- WHAT THE EXERCISE ASKS -
Which lines include the word "English"? Copy each of them.

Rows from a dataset

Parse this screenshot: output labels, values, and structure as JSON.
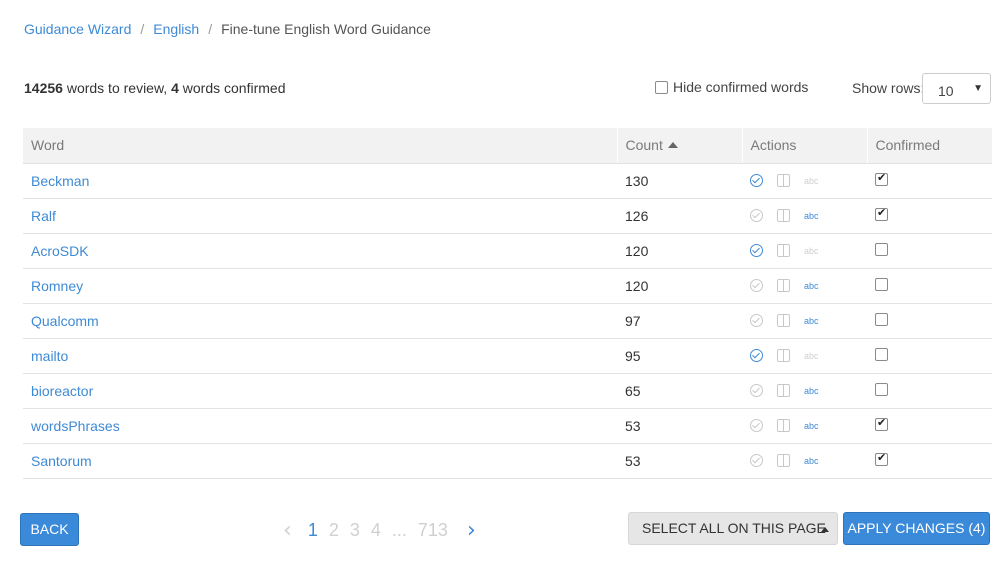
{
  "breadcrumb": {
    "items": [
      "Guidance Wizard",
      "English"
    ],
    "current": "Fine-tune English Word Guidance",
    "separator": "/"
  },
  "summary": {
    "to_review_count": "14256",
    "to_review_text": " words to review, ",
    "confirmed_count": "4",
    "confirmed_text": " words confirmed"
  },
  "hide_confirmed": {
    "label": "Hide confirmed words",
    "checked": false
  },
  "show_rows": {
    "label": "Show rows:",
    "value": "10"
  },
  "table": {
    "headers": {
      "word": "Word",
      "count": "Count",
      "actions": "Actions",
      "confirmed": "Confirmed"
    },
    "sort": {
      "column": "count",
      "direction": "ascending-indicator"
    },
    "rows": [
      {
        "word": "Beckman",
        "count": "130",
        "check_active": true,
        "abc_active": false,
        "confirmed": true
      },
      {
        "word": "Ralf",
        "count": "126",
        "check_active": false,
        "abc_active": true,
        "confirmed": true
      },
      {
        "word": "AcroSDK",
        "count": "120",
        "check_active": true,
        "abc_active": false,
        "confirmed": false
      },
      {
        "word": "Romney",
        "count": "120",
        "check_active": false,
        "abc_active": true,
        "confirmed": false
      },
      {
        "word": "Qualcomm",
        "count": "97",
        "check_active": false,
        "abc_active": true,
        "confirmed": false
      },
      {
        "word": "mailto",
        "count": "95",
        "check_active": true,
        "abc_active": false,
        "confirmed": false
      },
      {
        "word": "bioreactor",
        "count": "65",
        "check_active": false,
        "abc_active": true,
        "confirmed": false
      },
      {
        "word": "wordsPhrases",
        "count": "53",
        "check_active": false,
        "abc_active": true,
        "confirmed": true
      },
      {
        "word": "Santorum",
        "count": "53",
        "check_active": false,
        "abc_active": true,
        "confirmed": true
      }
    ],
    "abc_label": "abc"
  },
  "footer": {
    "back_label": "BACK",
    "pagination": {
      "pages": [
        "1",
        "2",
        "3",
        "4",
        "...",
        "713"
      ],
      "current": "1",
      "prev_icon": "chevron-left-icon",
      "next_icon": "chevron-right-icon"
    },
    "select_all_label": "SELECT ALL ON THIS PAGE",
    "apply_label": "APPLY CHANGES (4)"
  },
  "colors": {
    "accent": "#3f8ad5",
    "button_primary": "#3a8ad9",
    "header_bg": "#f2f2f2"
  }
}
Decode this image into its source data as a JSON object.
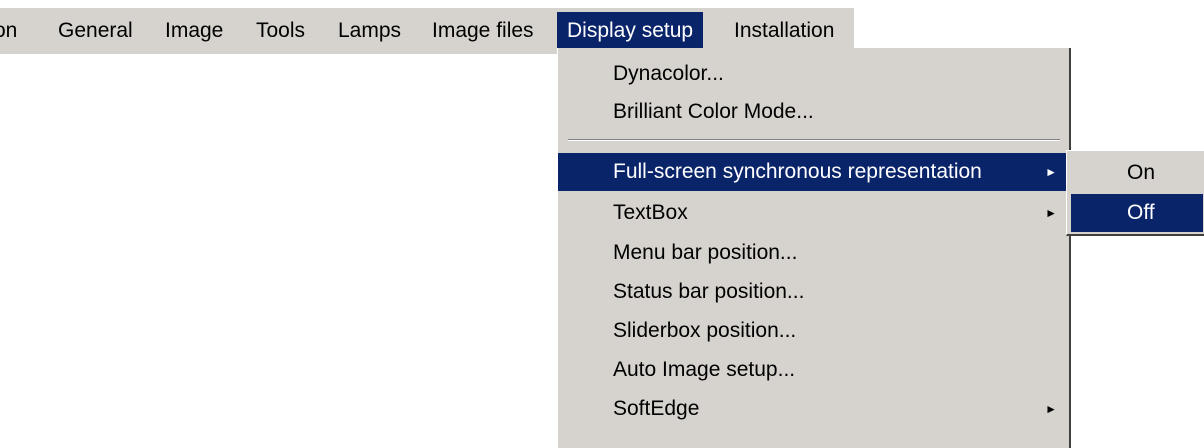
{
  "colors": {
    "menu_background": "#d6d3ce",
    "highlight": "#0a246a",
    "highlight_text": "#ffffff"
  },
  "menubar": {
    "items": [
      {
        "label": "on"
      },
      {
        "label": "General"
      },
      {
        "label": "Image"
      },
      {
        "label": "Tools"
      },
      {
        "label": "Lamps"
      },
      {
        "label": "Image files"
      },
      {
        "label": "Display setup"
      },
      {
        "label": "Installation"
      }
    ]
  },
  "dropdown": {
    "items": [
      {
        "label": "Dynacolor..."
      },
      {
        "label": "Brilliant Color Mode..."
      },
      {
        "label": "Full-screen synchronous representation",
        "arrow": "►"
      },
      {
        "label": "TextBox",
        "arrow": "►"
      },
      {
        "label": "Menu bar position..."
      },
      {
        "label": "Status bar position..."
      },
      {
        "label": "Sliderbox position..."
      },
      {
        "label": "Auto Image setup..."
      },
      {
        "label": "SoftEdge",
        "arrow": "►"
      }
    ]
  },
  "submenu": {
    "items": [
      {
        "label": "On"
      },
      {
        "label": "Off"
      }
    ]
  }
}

- REPLY TO THE EXERCISE -
      "English"
    "current": "Fine-tune English Word Guidance",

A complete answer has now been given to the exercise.